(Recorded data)
begin

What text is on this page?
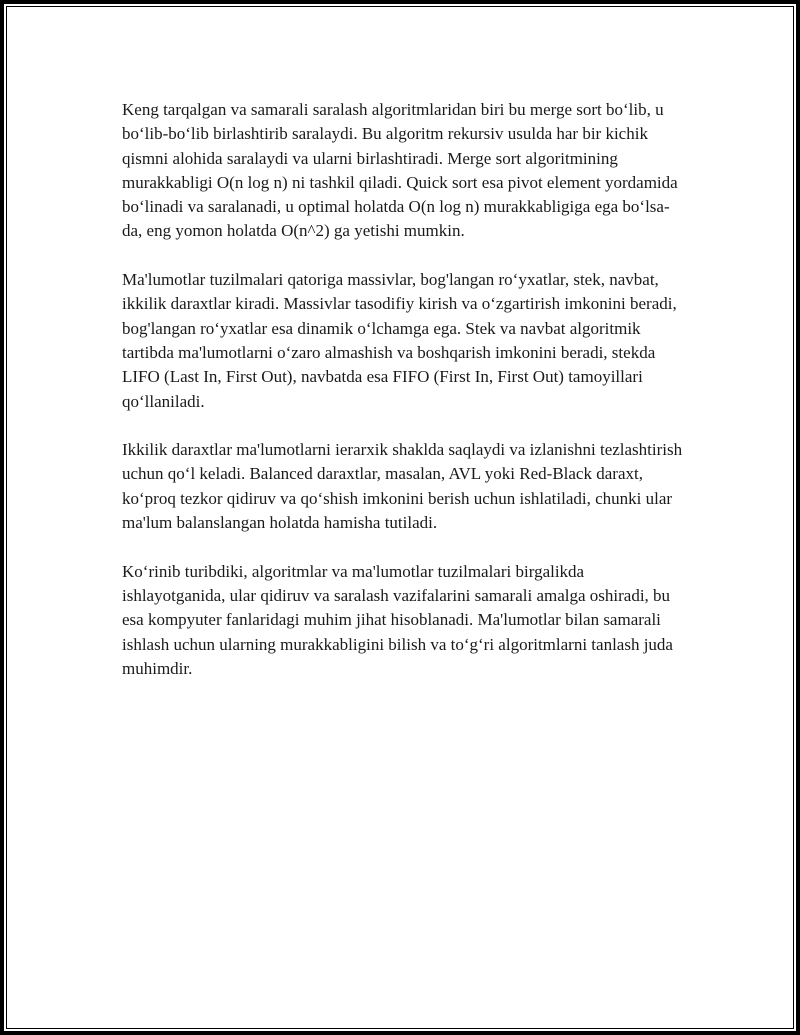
Keng tarqalgan va samarali saralash algoritmlaridan biri bu merge sort bo‘lib, u bo‘lib-bo‘lib birlashtirib saralaydi. Bu algoritm rekursiv usulda har bir kichik qismni alohida saralaydi va ularni birlashtiradi. Merge sort algoritmining murakkabligi O(n log n) ni tashkil qiladi. Quick sort esa pivot element yordamida bo‘linadi va saralanadi, u optimal holatda O(n log n) murakkabligiga ega bo‘lsa-da, eng yomon holatda O(n^2) ga yetishi mumkin.

Ma'lumotlar tuzilmalari qatoriga massivlar, bog'langan ro‘yxatlar, stek, navbat, ikkilik daraxtlar kiradi. Massivlar tasodifiy kirish va o‘zgartirish imkonini beradi, bog'langan ro‘yxatlar esa dinamik o‘lchamga ega. Stek va navbat algoritmik tartibda ma'lumotlarni o‘zaro almashish va boshqarish imkonini beradi, stekda LIFO (Last In, First Out), navbatda esa FIFO (First In, First Out) tamoyillari qo‘llaniladi.

Ikkilik daraxtlar ma'lumotlarni ierarxik shaklda saqlaydi va izlanishni tezlashtirish uchun qo‘l keladi. Balanced daraxtlar, masalan, AVL yoki Red-Black daraxt, ko‘proq tezkor qidiruv va qo‘shish imkonini berish uchun ishlatiladi, chunki ular ma'lum balanslangan holatda hamisha tutiladi.

Ko‘rinib turibdiki, algoritmlar va ma'lumotlar tuzilmalari birgalikda ishlayotganida, ular qidiruv va saralash vazifalarini samarali amalga oshiradi, bu esa kompyuter fanlaridagi muhim jihat hisoblanadi. Ma'lumotlar bilan samarali ishlash uchun ularning murakkabligini bilish va to‘g‘ri algoritmlarni tanlash juda muhimdir.
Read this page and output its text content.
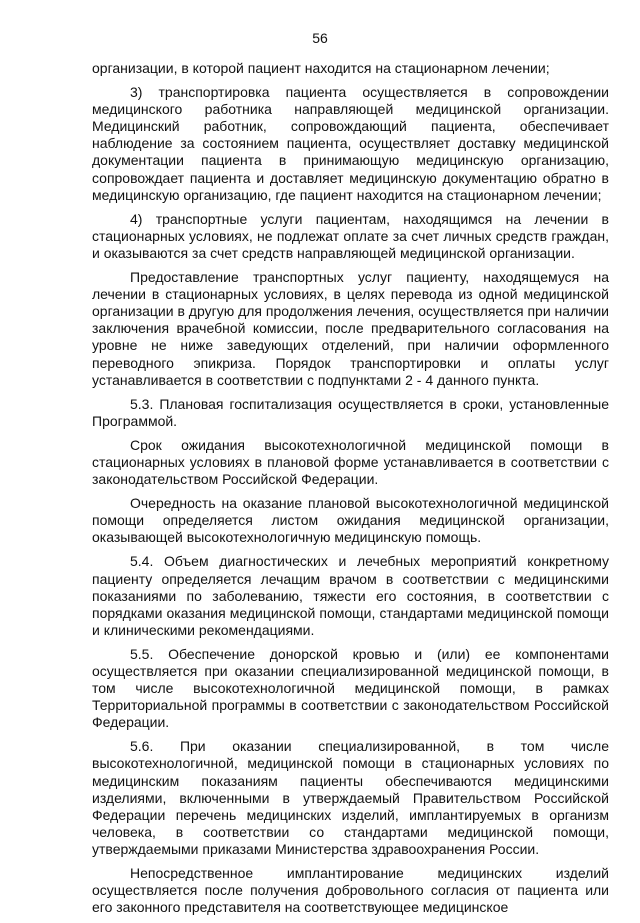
56

организации, в которой пациент находится на стационарном лечении;

3) транспортировка пациента осуществляется в сопровождении медицинского работника направляющей медицинской организации. Медицинский работник, сопровождающий пациента, обеспечивает наблюдение за состоянием пациента, осуществляет доставку медицинской документации пациента в принимающую медицинскую организацию, сопровождает пациента и доставляет медицинскую документацию обратно в медицинскую организацию, где пациент находится на стационарном лечении;

4) транспортные услуги пациентам, находящимся на лечении в стационарных условиях, не подлежат оплате за счет личных средств граждан, и оказываются за счет средств направляющей медицинской организации.

Предоставление транспортных услуг пациенту, находящемуся на лечении в стационарных условиях, в целях перевода из одной медицинской организации в другую для продолжения лечения, осуществляется при наличии заключения врачебной комиссии, после предварительного согласования на уровне не ниже заведующих отделений, при наличии оформленного переводного эпикриза. Порядок транспортировки и оплаты услуг устанавливается в соответствии с подпунктами 2 - 4 данного пункта.

5.3. Плановая госпитализация осуществляется в сроки, установленные Программой.

Срок ожидания высокотехнологичной медицинской помощи в стационарных условиях в плановой форме устанавливается в соответствии с законодательством Российской Федерации.

Очередность на оказание плановой высокотехнологичной медицинской помощи определяется листом ожидания медицинской организации, оказывающей высокотехнологичную медицинскую помощь.

5.4. Объем диагностических и лечебных мероприятий конкретному пациенту определяется лечащим врачом в соответствии с медицинскими показаниями по заболеванию, тяжести его состояния, в соответствии с порядками оказания медицинской помощи, стандартами медицинской помощи и клиническими рекомендациями.

5.5. Обеспечение донорской кровью и (или) ее компонентами осуществляется при оказании специализированной медицинской помощи, в том числе высокотехнологичной медицинской помощи, в рамках Территориальной программы в соответствии с законодательством Российской Федерации.

5.6. При оказании специализированной, в том числе высокотехнологичной, медицинской помощи в стационарных условиях по медицинским показаниям пациенты обеспечиваются медицинскими изделиями, включенными в утверждаемый Правительством Российской Федерации перечень медицинских изделий, имплантируемых в организм человека, в соответствии со стандартами медицинской помощи, утверждаемыми приказами Министерства здравоохранения России.

Непосредственное имплантирование медицинских изделий осуществляется после получения добровольного согласия от пациента или его законного представителя на соответствующее медицинское
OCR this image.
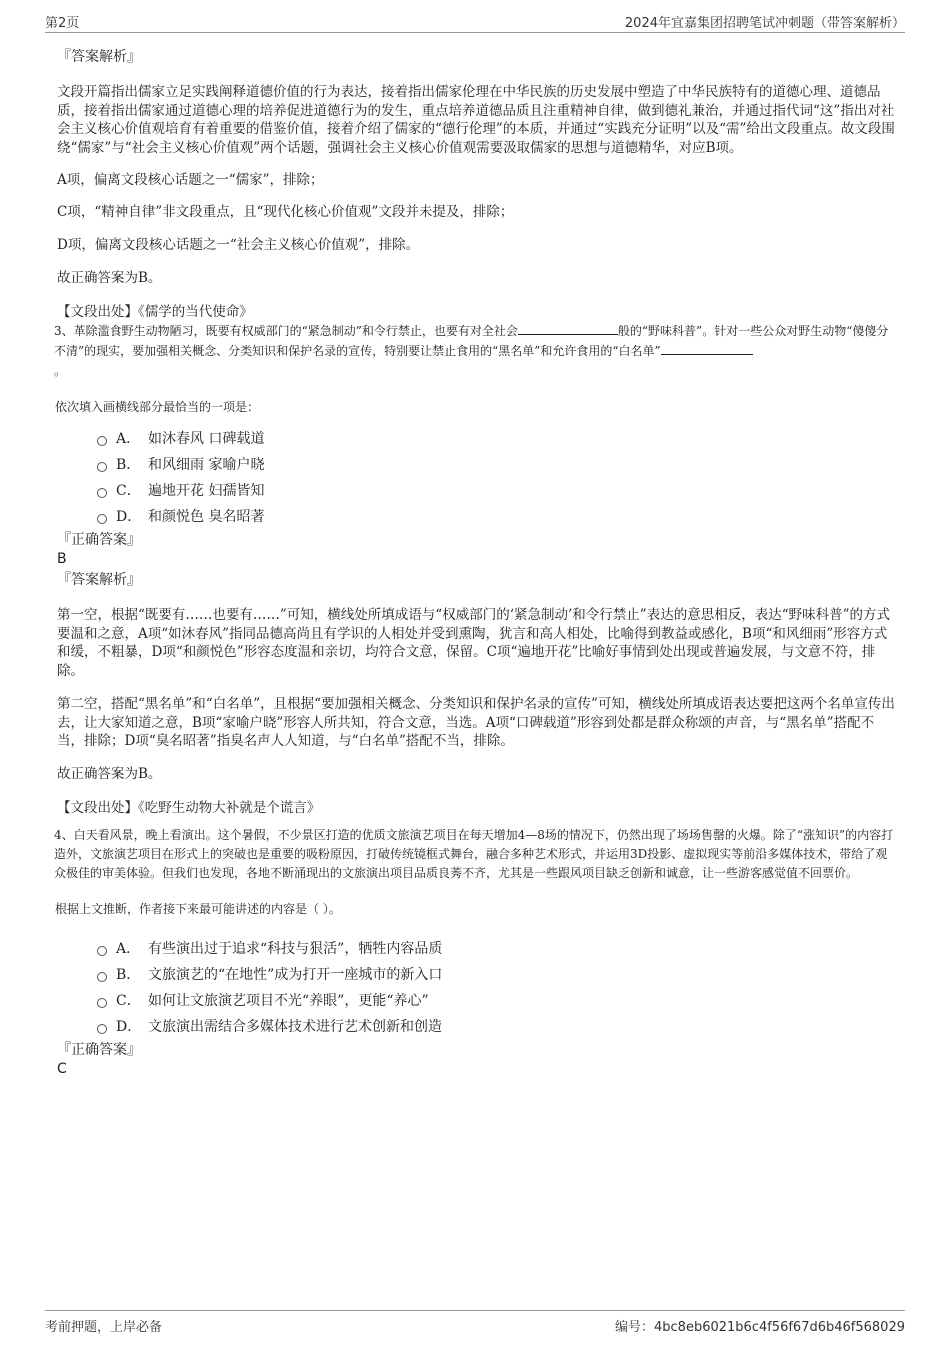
第2页	2024年宜嘉集团招聘笔试冲刺题（带答案解析）

『答案解析』

文段开篇指出儒家立足实践阐释道德价值的行为表达，接着指出儒家伦理在中华民族的历史发展中塑造了中华民族特有的道德心理、道德品质，接着指出儒家通过道德心理的培养促进道德行为的发生，重点培养道德品质且注重精神自律，做到德礼兼治，并通过指代词“这”指出对社会主义核心价值观培育有着重要的借鉴价值，接着介绍了儒家的“德行伦理”的本质，并通过“实践充分证明”以及“需”给出文段重点。故文段围绕“儒家”与“社会主义核心价值观”两个话题，强调社会主义核心价值观需要汲取儒家的思想与道德精华，对应B项。

A项，偏离文段核心话题之一“儒家”，排除；

C项，“精神自律”非文段重点，且“现代化核心价值观”文段并未提及，排除；

D项，偏离文段核心话题之一“社会主义核心价值观”，排除。

故正确答案为B。

【文段出处】《儒学的当代使命》

3、革除滥食野生动物陋习，既要有权威部门的“紧急制动”和令行禁止，也要有对全社会	般的“野味科普”。针对一些公众对野生动物“傻傻分不清”的现实，要加强相关概念、分类知识和保护名录的宣传，特别要让禁止食用的“黑名单”和允许食用的“白名单”
。

依次填入画横线部分最恰当的一项是：

A． 如沐春风 口碑载道
B． 和风细雨 家喻户晓
C． 遍地开花 妇孺皆知
D． 和颜悦色 臭名昭著

『正确答案』

B

『答案解析』

第一空，根据“既要有……也要有……”可知，横线处所填成语与“权威部门的‘紧急制动’和令行禁止”表达的意思相反，表达“野味科普”的方式要温和之意，A项“如沐春风”指同品德高尚且有学识的人相处并受到熏陶，犹言和高人相处，比喻得到教益或感化，B项“和风细雨”形容方式和缓，不粗暴，D项“和颜悦色”形容态度温和亲切，均符合文意，保留。C项“遍地开花”比喻好事情到处出现或普遍发展，与文意不符，排除。

第二空，搭配“黑名单”和“白名单”，且根据“要加强相关概念、分类知识和保护名录的宣传”可知，横线处所填成语表达要把这两个名单宣传出去，让大家知道之意，B项“家喻户晓”形容人所共知，符合文意，当选。A项“口碑载道”形容到处都是群众称颂的声音，与“黑名单”搭配不当，排除；D项“臭名昭著”指臭名声人人知道，与“白名单”搭配不当，排除。

故正确答案为B。

【文段出处】《吃野生动物大补就是个谎言》

4、白天看风景，晚上看演出。这个暑假，不少景区打造的优质文旅演艺项目在每天增加4—8场的情况下，仍然出现了场场售罄的火爆。除了“涨知识”的内容打造外，文旅演艺项目在形式上的突破也是重要的吸粉原因，打破传统镜框式舞台，融合多种艺术形式，并运用3D投影、虚拟现实等前沿多媒体技术，带给了观众极佳的审美体验。但我们也发现，各地不断涌现出的文旅演出项目品质良莠不齐，尤其是一些跟风项目缺乏创新和诚意，让一些游客感觉值不回票价。

根据上文推断，作者接下来最可能讲述的内容是（ ）。

A． 有些演出过于追求“科技与狠活”，牺牲内容品质
B． 文旅演艺的“在地性”成为打开一座城市的新入口
C． 如何让文旅演艺项目不光“养眼”，更能“养心”
D． 文旅演出需结合多媒体技术进行艺术创新和创造

『正确答案』

C

考前押题，上岸必备	编号：4bc8eb6021b6c4f56f67d6b46f568029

end

PROBLEM DESCRIPTION:
List all lines where "оказании" occurs.

RESPONSE TO THIS EXERCISE:
5.5. Обеспечение донорской кровью и (или) ее компонентами осуществляется при оказании специализированной медицинской помощи, в том числе высокотехнологичной медицинской помощи, в рамках Территориальной программы в соответствии с законодательством Российской Федерации.
5.6. При оказании специализированной, в том числе высокотехнологичной, медицинской помощи в стационарных условиях по медицинским показаниям пациенты обеспечиваются медицинскими изделиями, включенными в утверждаемый Правительством Российской Федерации перечень медицинских изделий, имплантируемых в организм человека, в соответствии со стандартами медицинской помощи, утверждаемыми приказами Министерства здравоохранения России.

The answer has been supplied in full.